**Work instructions**
Transcribe every entry below word for word, but skip the pictures.

Lines of data
______

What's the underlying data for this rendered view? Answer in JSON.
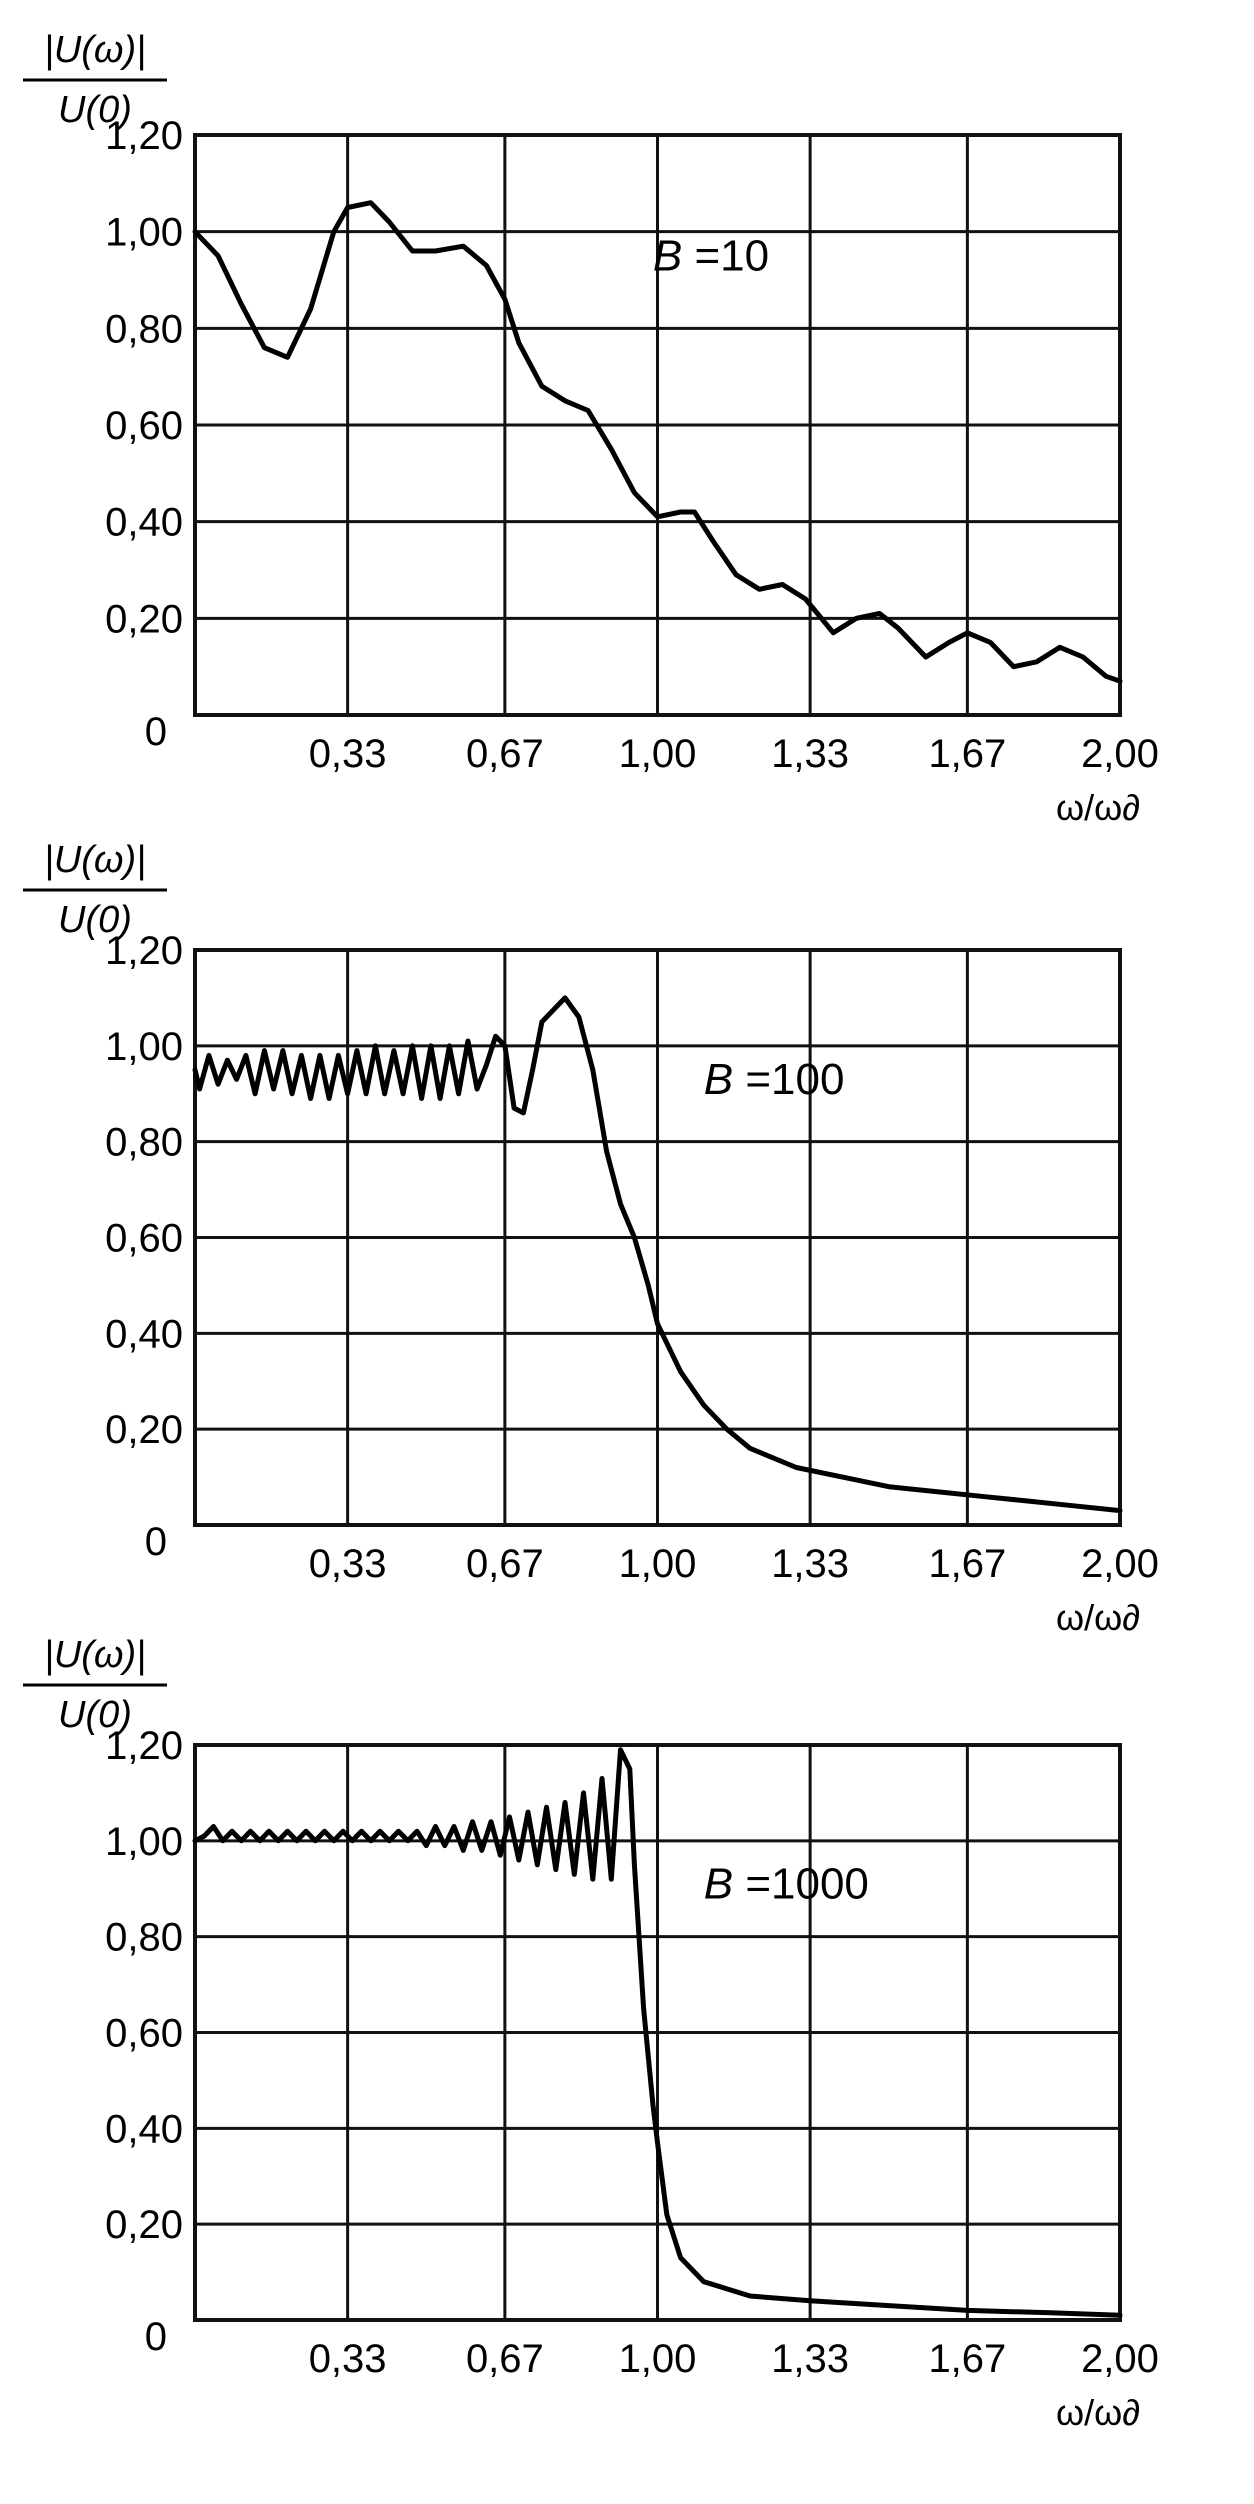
{
  "chart_data": [
    {
      "type": "line",
      "ylabel_num": "|U(ω)|",
      "ylabel_den": "U(0)",
      "xlabel": "ω/ω∂",
      "annotation": "B =10",
      "ylim": [
        0,
        1.2
      ],
      "xlim": [
        0,
        2.0
      ],
      "y_tick_labels": [
        "0",
        "0,20",
        "0,40",
        "0,60",
        "0,80",
        "1,00",
        "1,20"
      ],
      "x_tick_labels": [
        "0,33",
        "0,67",
        "1,00",
        "1,33",
        "1,67",
        "2,00"
      ],
      "grid": true,
      "series": [
        {
          "x": [
            0,
            0.05,
            0.1,
            0.15,
            0.2,
            0.25,
            0.3,
            0.33,
            0.38,
            0.42,
            0.47,
            0.52,
            0.58,
            0.63,
            0.67,
            0.7,
            0.75,
            0.8,
            0.85,
            0.9,
            0.95,
            1.0,
            1.05,
            1.08,
            1.12,
            1.17,
            1.22,
            1.27,
            1.32,
            1.38,
            1.43,
            1.48,
            1.52,
            1.58,
            1.63,
            1.67,
            1.72,
            1.77,
            1.82,
            1.87,
            1.92,
            1.97,
            2.0
          ],
          "y": [
            1.0,
            0.95,
            0.85,
            0.76,
            0.74,
            0.84,
            1.0,
            1.05,
            1.06,
            1.02,
            0.96,
            0.96,
            0.97,
            0.93,
            0.86,
            0.77,
            0.68,
            0.65,
            0.63,
            0.55,
            0.46,
            0.41,
            0.42,
            0.42,
            0.36,
            0.29,
            0.26,
            0.27,
            0.24,
            0.17,
            0.2,
            0.21,
            0.18,
            0.12,
            0.15,
            0.17,
            0.15,
            0.1,
            0.11,
            0.14,
            0.12,
            0.08,
            0.07
          ]
        }
      ]
    },
    {
      "type": "line",
      "ylabel_num": "|U(ω)|",
      "ylabel_den": "U(0)",
      "xlabel": "ω/ω∂",
      "annotation": "B =100",
      "ylim": [
        0,
        1.2
      ],
      "xlim": [
        0,
        2.0
      ],
      "y_tick_labels": [
        "0",
        "0,20",
        "0,40",
        "0,60",
        "0,80",
        "1,00",
        "1,20"
      ],
      "x_tick_labels": [
        "0,33",
        "0,67",
        "1,00",
        "1,33",
        "1,67",
        "2,00"
      ],
      "grid": true,
      "series": [
        {
          "x": [
            0,
            0.01,
            0.03,
            0.05,
            0.07,
            0.09,
            0.11,
            0.13,
            0.15,
            0.17,
            0.19,
            0.21,
            0.23,
            0.25,
            0.27,
            0.29,
            0.31,
            0.33,
            0.35,
            0.37,
            0.39,
            0.41,
            0.43,
            0.45,
            0.47,
            0.49,
            0.51,
            0.53,
            0.55,
            0.57,
            0.59,
            0.61,
            0.63,
            0.65,
            0.67,
            0.69,
            0.71,
            0.73,
            0.75,
            0.77,
            0.8,
            0.83,
            0.86,
            0.89,
            0.92,
            0.95,
            0.98,
            1.0,
            1.05,
            1.1,
            1.15,
            1.2,
            1.3,
            1.4,
            1.5,
            1.6,
            1.7,
            1.8,
            1.9,
            2.0
          ],
          "y": [
            0.95,
            0.91,
            0.98,
            0.92,
            0.97,
            0.93,
            0.98,
            0.9,
            0.99,
            0.91,
            0.99,
            0.9,
            0.98,
            0.89,
            0.98,
            0.89,
            0.98,
            0.9,
            0.99,
            0.9,
            1.0,
            0.9,
            0.99,
            0.9,
            1.0,
            0.89,
            1.0,
            0.89,
            1.0,
            0.9,
            1.01,
            0.91,
            0.96,
            1.02,
            1.0,
            0.87,
            0.86,
            0.95,
            1.05,
            1.07,
            1.1,
            1.06,
            0.95,
            0.78,
            0.67,
            0.6,
            0.5,
            0.42,
            0.32,
            0.25,
            0.2,
            0.16,
            0.12,
            0.1,
            0.08,
            0.07,
            0.06,
            0.05,
            0.04,
            0.03
          ]
        }
      ]
    },
    {
      "type": "line",
      "ylabel_num": "|U(ω)|",
      "ylabel_den": "U(0)",
      "xlabel": "ω/ω∂",
      "annotation": "B =1000",
      "ylim": [
        0,
        1.2
      ],
      "xlim": [
        0,
        2.0
      ],
      "y_tick_labels": [
        "0",
        "0,20",
        "0,40",
        "0,60",
        "0,80",
        "1,00",
        "1,20"
      ],
      "x_tick_labels": [
        "0,33",
        "0,67",
        "1,00",
        "1,33",
        "1,67",
        "2,00"
      ],
      "grid": true,
      "series": [
        {
          "x": [
            0,
            0.02,
            0.04,
            0.06,
            0.08,
            0.1,
            0.12,
            0.14,
            0.16,
            0.18,
            0.2,
            0.22,
            0.24,
            0.26,
            0.28,
            0.3,
            0.32,
            0.34,
            0.36,
            0.38,
            0.4,
            0.42,
            0.44,
            0.46,
            0.48,
            0.5,
            0.52,
            0.54,
            0.56,
            0.58,
            0.6,
            0.62,
            0.64,
            0.66,
            0.68,
            0.7,
            0.72,
            0.74,
            0.76,
            0.78,
            0.8,
            0.82,
            0.84,
            0.86,
            0.88,
            0.9,
            0.92,
            0.94,
            0.95,
            0.97,
            0.99,
            1.0,
            1.02,
            1.05,
            1.1,
            1.2,
            1.33,
            1.5,
            1.67,
            1.85,
            2.0
          ],
          "y": [
            1.0,
            1.01,
            1.03,
            1.0,
            1.02,
            1.0,
            1.02,
            1.0,
            1.02,
            1.0,
            1.02,
            1.0,
            1.02,
            1.0,
            1.02,
            1.0,
            1.02,
            1.0,
            1.02,
            1.0,
            1.02,
            1.0,
            1.02,
            1.0,
            1.02,
            0.99,
            1.03,
            0.99,
            1.03,
            0.98,
            1.04,
            0.98,
            1.04,
            0.97,
            1.05,
            0.96,
            1.06,
            0.95,
            1.07,
            0.94,
            1.08,
            0.93,
            1.1,
            0.92,
            1.13,
            0.92,
            1.19,
            1.15,
            0.95,
            0.65,
            0.45,
            0.37,
            0.22,
            0.13,
            0.08,
            0.05,
            0.04,
            0.03,
            0.02,
            0.015,
            0.01
          ]
        }
      ]
    }
  ]
}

______

**Complete output**
What's the underlying data for this rendered view? Answer in JSON.
{
  "chart_data": [
    {
      "type": "line",
      "ylabel_num": "|U(ω)|",
      "ylabel_den": "U(0)",
      "xlabel": "ω/ω∂",
      "annotation": "B =10",
      "ylim": [
        0,
        1.2
      ],
      "xlim": [
        0,
        2.0
      ],
      "y_tick_labels": [
        "0",
        "0,20",
        "0,40",
        "0,60",
        "0,80",
        "1,00",
        "1,20"
      ],
      "x_tick_labels": [
        "0,33",
        "0,67",
        "1,00",
        "1,33",
        "1,67",
        "2,00"
      ],
      "grid": true,
      "series": [
        {
          "x": [
            0,
            0.05,
            0.1,
            0.15,
            0.2,
            0.25,
            0.3,
            0.33,
            0.38,
            0.42,
            0.47,
            0.52,
            0.58,
            0.63,
            0.67,
            0.7,
            0.75,
            0.8,
            0.85,
            0.9,
            0.95,
            1.0,
            1.05,
            1.08,
            1.12,
            1.17,
            1.22,
            1.27,
            1.32,
            1.38,
            1.43,
            1.48,
            1.52,
            1.58,
            1.63,
            1.67,
            1.72,
            1.77,
            1.82,
            1.87,
            1.92,
            1.97,
            2.0
          ],
          "y": [
            1.0,
            0.95,
            0.85,
            0.76,
            0.74,
            0.84,
            1.0,
            1.05,
            1.06,
            1.02,
            0.96,
            0.96,
            0.97,
            0.93,
            0.86,
            0.77,
            0.68,
            0.65,
            0.63,
            0.55,
            0.46,
            0.41,
            0.42,
            0.42,
            0.36,
            0.29,
            0.26,
            0.27,
            0.24,
            0.17,
            0.2,
            0.21,
            0.18,
            0.12,
            0.15,
            0.17,
            0.15,
            0.1,
            0.11,
            0.14,
            0.12,
            0.08,
            0.07
          ]
        }
      ]
    },
    {
      "type": "line",
      "ylabel_num": "|U(ω)|",
      "ylabel_den": "U(0)",
      "xlabel": "ω/ω∂",
      "annotation": "B =100",
      "ylim": [
        0,
        1.2
      ],
      "xlim": [
        0,
        2.0
      ],
      "y_tick_labels": [
        "0",
        "0,20",
        "0,40",
        "0,60",
        "0,80",
        "1,00",
        "1,20"
      ],
      "x_tick_labels": [
        "0,33",
        "0,67",
        "1,00",
        "1,33",
        "1,67",
        "2,00"
      ],
      "grid": true,
      "series": [
        {
          "x": [
            0,
            0.01,
            0.03,
            0.05,
            0.07,
            0.09,
            0.11,
            0.13,
            0.15,
            0.17,
            0.19,
            0.21,
            0.23,
            0.25,
            0.27,
            0.29,
            0.31,
            0.33,
            0.35,
            0.37,
            0.39,
            0.41,
            0.43,
            0.45,
            0.47,
            0.49,
            0.51,
            0.53,
            0.55,
            0.57,
            0.59,
            0.61,
            0.63,
            0.65,
            0.67,
            0.69,
            0.71,
            0.73,
            0.75,
            0.77,
            0.8,
            0.83,
            0.86,
            0.89,
            0.92,
            0.95,
            0.98,
            1.0,
            1.05,
            1.1,
            1.15,
            1.2,
            1.3,
            1.4,
            1.5,
            1.6,
            1.7,
            1.8,
            1.9,
            2.0
          ],
          "y": [
            0.95,
            0.91,
            0.98,
            0.92,
            0.97,
            0.93,
            0.98,
            0.9,
            0.99,
            0.91,
            0.99,
            0.9,
            0.98,
            0.89,
            0.98,
            0.89,
            0.98,
            0.9,
            0.99,
            0.9,
            1.0,
            0.9,
            0.99,
            0.9,
            1.0,
            0.89,
            1.0,
            0.89,
            1.0,
            0.9,
            1.01,
            0.91,
            0.96,
            1.02,
            1.0,
            0.87,
            0.86,
            0.95,
            1.05,
            1.07,
            1.1,
            1.06,
            0.95,
            0.78,
            0.67,
            0.6,
            0.5,
            0.42,
            0.32,
            0.25,
            0.2,
            0.16,
            0.12,
            0.1,
            0.08,
            0.07,
            0.06,
            0.05,
            0.04,
            0.03
          ]
        }
      ]
    },
    {
      "type": "line",
      "ylabel_num": "|U(ω)|",
      "ylabel_den": "U(0)",
      "xlabel": "ω/ω∂",
      "annotation": "B =1000",
      "ylim": [
        0,
        1.2
      ],
      "xlim": [
        0,
        2.0
      ],
      "y_tick_labels": [
        "0",
        "0,20",
        "0,40",
        "0,60",
        "0,80",
        "1,00",
        "1,20"
      ],
      "x_tick_labels": [
        "0,33",
        "0,67",
        "1,00",
        "1,33",
        "1,67",
        "2,00"
      ],
      "grid": true,
      "series": [
        {
          "x": [
            0,
            0.02,
            0.04,
            0.06,
            0.08,
            0.1,
            0.12,
            0.14,
            0.16,
            0.18,
            0.2,
            0.22,
            0.24,
            0.26,
            0.28,
            0.3,
            0.32,
            0.34,
            0.36,
            0.38,
            0.4,
            0.42,
            0.44,
            0.46,
            0.48,
            0.5,
            0.52,
            0.54,
            0.56,
            0.58,
            0.6,
            0.62,
            0.64,
            0.66,
            0.68,
            0.7,
            0.72,
            0.74,
            0.76,
            0.78,
            0.8,
            0.82,
            0.84,
            0.86,
            0.88,
            0.9,
            0.92,
            0.94,
            0.95,
            0.97,
            0.99,
            1.0,
            1.02,
            1.05,
            1.1,
            1.2,
            1.33,
            1.5,
            1.67,
            1.85,
            2.0
          ],
          "y": [
            1.0,
            1.01,
            1.03,
            1.0,
            1.02,
            1.0,
            1.02,
            1.0,
            1.02,
            1.0,
            1.02,
            1.0,
            1.02,
            1.0,
            1.02,
            1.0,
            1.02,
            1.0,
            1.02,
            1.0,
            1.02,
            1.0,
            1.02,
            1.0,
            1.02,
            0.99,
            1.03,
            0.99,
            1.03,
            0.98,
            1.04,
            0.98,
            1.04,
            0.97,
            1.05,
            0.96,
            1.06,
            0.95,
            1.07,
            0.94,
            1.08,
            0.93,
            1.1,
            0.92,
            1.13,
            0.92,
            1.19,
            1.15,
            0.95,
            0.65,
            0.45,
            0.37,
            0.22,
            0.13,
            0.08,
            0.05,
            0.04,
            0.03,
            0.02,
            0.015,
            0.01
          ]
        }
      ]
    }
  ]
}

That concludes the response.